## START READING PASSAGE
A decision to file for bankruptcy should be made only after determining that bankruptcy is the best way to deal with your financial problems. This information page cannot explain every aspect of the bankruptcy process. If you still have questions after reading it, you should speak with an attorney familiar with bankruptcy.

What Is Bankruptcy?

Bankruptcy is a legal proceeding in which a person who cannot pay his or her bills can get a fresh financial start.  The idea of a “fresh start” for debtors goes back to the Old Testament and current bankruptcy laws can be traced to England in 1542 under King Henry VIII.    The right to file for bankruptcy is provided by federal law, and all bankruptcy cases are handled in federal court. Filing bankruptcy immediately stops all of your creditors from seeking to collect debts from you, at least until your debts are sorted out according to the law. 

 

What Can Bankruptcy Do For You?

 

Bankruptcy may make it possible for you to:

 

• Eliminate the legal obligation to pay most or all of your debts. This is called a ‘‘discharge’’ of debts. It is designed to give you a fresh financial start.

 

• Stop foreclosure on your house or mobile home and allow you an opportunity to catch up on missed payments. (Bankruptcy does not, however, automatically eliminate mortgages and other liens on your property without payment.)

 

• Prevent repossession of a car or other property, or force the creditor to return property even after it has been repossessed.

 

• Stop wage garnishment, debt collection harassment, and similar creditor actions to collect a debt.

 

• Restore or prevent termination of utility service.

 

• Allow you to challenge the claims of creditors who have committed fraud or who are otherwise trying to collect more than you really owe.
## END READING PASSAGE
## START DATASET ENTRIES
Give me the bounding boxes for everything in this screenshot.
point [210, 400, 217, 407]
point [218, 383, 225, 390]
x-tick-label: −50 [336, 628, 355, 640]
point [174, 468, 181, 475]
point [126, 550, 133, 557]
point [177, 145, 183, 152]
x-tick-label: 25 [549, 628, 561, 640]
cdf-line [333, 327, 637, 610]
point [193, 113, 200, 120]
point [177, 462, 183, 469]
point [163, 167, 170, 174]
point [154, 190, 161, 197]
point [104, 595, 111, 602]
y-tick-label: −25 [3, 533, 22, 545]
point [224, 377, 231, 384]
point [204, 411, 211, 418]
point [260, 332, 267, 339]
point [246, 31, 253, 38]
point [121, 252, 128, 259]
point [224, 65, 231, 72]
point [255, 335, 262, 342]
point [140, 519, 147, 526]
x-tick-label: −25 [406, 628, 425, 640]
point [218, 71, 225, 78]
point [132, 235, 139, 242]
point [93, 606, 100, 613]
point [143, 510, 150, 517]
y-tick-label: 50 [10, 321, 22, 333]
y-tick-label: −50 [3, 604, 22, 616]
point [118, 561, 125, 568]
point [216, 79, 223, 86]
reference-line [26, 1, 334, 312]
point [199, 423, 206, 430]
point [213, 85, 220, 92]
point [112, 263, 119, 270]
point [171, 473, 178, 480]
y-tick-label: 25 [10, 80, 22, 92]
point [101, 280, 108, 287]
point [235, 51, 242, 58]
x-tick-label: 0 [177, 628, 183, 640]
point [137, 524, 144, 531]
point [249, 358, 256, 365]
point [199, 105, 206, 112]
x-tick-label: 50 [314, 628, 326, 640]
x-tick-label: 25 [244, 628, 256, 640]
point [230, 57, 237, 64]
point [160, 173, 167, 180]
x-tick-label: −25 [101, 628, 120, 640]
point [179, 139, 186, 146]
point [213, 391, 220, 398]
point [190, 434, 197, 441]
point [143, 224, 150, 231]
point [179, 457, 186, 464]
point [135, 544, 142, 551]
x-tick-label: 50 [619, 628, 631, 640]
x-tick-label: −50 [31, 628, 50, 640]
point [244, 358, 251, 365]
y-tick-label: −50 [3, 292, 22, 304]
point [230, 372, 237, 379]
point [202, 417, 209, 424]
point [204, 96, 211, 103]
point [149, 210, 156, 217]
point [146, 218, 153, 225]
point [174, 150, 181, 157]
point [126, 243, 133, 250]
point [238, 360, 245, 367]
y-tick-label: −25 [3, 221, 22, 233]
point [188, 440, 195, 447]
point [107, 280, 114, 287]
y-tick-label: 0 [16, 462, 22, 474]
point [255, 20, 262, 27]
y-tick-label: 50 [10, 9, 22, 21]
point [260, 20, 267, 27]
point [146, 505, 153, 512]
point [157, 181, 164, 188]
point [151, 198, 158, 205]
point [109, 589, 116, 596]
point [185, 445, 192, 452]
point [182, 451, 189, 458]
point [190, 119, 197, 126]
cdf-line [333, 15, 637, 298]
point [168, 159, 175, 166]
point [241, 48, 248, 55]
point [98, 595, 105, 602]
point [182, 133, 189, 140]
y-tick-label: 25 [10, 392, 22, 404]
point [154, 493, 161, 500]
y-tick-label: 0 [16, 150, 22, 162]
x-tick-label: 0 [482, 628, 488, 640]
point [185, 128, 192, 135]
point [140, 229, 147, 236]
## END DATASET ENTRIES
--- GIVEN EXERCISE 1 ---
Decide whether each statement below agrees with the bankruptcy passage, answering yes or no and quoting the deciding words of the passage. (a) Bankruptcy cases are heard in state courts. (b) Present-day bankruptcy laws can be traced to England in 1542. (c) Filing for bankruptcy automatically removes mortgages on property without payment.
--- GIVEN EXERCISE 2 ---
According to the bankruptcy passage, what is the elimination of the legal obligation to pay most or all of your debts called?
--- GIVEN EXERCISE 3 ---
Continue the bankruptcy passage from its final list item onward.

--- WRITTEN ANSWER 1 ---
(a) No. "all bankruptcy cases are handled in federal court."
(b) Yes. "current bankruptcy laws can be traced to England in 1542 under King Henry VIII."
(c) No. "Bankruptcy does not, however, automatically eliminate mortgages and other liens on your property without payment."

--- WRITTEN ANSWER 2 ---
It is called a "discharge" of debts.

--- WRITTEN ANSWER 3 ---
What Bankruptcy Cannot Do

 

Bankruptcy cannot, however, cure every financial problem. Nor is it the right step for every individual. In bankruptcy, it is usually not possible to:

 

• Eliminate certain rights of ‘‘secured’’ creditors. A ‘‘secured’’ creditor has taken a mortgage or other lien on property as collateral for the loan. Common examples are car loans and home mortgages. You can force secured creditors to take payments over time in the bankruptcy process and bankruptcy can eliminate your obligation to pay any additional money if your property is taken. Nevertheless, you generally cannot keep the collateral unless you continue to pay the debt.

 

• Discharge types of debts singled out by the bankruptcy law for special treatment, such as child support, alimony, certain other debts related to divorce, most student loans, court restitution orders, criminal fines, and some taxes.

 

• Protect cosigners on your debts. When a relative or friend has co-signed a loan, and the consumer discharges the loan in bankruptcy, the cosigner may still have to repay all or part of the loan.

 

• Discharge debts that arise after bankruptcy has been filed.

 

What Different Types of Bankruptcy Cases Should I Consider?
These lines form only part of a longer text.